• **Problem to solve**:
Repeat the entire listing exactly.
-------------------------
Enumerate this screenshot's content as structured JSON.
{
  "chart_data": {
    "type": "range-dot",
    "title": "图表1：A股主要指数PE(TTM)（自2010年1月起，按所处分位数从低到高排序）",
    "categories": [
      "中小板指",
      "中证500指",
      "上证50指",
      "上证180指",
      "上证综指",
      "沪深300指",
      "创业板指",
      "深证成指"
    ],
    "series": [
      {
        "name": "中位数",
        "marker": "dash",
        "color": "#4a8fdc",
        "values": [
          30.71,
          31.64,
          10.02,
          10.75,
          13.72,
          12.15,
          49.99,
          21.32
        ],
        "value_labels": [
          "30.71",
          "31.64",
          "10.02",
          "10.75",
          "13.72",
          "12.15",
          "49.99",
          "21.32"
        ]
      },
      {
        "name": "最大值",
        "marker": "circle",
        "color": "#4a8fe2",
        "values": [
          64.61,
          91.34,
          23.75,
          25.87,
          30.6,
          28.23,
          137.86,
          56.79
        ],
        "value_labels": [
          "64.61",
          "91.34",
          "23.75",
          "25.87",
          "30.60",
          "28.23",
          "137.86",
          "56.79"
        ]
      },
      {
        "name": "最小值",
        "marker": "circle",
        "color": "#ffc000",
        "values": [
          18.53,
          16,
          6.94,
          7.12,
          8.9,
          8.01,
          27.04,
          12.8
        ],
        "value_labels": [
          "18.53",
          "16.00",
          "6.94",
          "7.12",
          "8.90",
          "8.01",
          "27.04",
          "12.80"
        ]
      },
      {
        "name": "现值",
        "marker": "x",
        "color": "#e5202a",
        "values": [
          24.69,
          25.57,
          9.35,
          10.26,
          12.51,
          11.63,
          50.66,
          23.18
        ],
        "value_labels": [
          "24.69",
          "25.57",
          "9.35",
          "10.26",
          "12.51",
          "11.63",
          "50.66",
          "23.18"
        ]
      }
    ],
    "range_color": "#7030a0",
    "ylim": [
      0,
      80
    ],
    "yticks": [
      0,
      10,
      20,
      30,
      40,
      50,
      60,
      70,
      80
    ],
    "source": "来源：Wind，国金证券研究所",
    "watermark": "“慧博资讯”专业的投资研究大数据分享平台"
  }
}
-------------------------
• **Written solution**:
Enumerate this screenshot's content as structured JSON.
{
  "chart_data": {
    "type": "range-dot",
    "title": "图表1：A股主要指数PE(TTM)（自2010年1月起，按所处分位数从低到高排序）",
    "categories": [
      "中小板指",
      "中证500指",
      "上证50指",
      "上证180指",
      "上证综指",
      "沪深300指",
      "创业板指",
      "深证成指"
    ],
    "series": [
      {
        "name": "中位数",
        "marker": "dash",
        "color": "#4a8fdc",
        "values": [
          30.71,
          31.64,
          10.02,
          10.75,
          13.72,
          12.15,
          49.99,
          21.32
        ],
        "value_labels": [
          "30.71",
          "31.64",
          "10.02",
          "10.75",
          "13.72",
          "12.15",
          "49.99",
          "21.32"
        ]
      },
      {
        "name": "最大值",
        "marker": "circle",
        "color": "#4a8fe2",
        "values": [
          64.61,
          91.34,
          23.75,
          25.87,
          30.6,
          28.23,
          137.86,
          56.79
        ],
        "value_labels": [
          "64.61",
          "91.34",
          "23.75",
          "25.87",
          "30.60",
          "28.23",
          "137.86",
          "56.79"
        ]
      },
      {
        "name": "最小值",
        "marker": "circle",
        "color": "#ffc000",
        "values": [
          18.53,
          16,
          6.94,
          7.12,
          8.9,
          8.01,
          27.04,
          12.8
        ],
        "value_labels": [
          "18.53",
          "16.00",
          "6.94",
          "7.12",
          "8.90",
          "8.01",
          "27.04",
          "12.80"
        ]
      },
      {
        "name": "现值",
        "marker": "x",
        "color": "#e5202a",
        "values": [
          24.69,
          25.57,
          9.35,
          10.26,
          12.51,
          11.63,
          50.66,
          23.18
        ],
        "value_labels": [
          "24.69",
          "25.57",
          "9.35",
          "10.26",
          "12.51",
          "11.63",
          "50.66",
          "23.18"
        ]
      }
    ],
    "range_color": "#7030a0",
    "ylim": [
      0,
      80
    ],
    "yticks": [
      0,
      10,
      20,
      30,
      40,
      50,
      60,
      70,
      80
    ],
    "source": "来源：Wind，国金证券研究所",
    "watermark": "“慧博资讯”专业的投资研究大数据分享平台"
  }
}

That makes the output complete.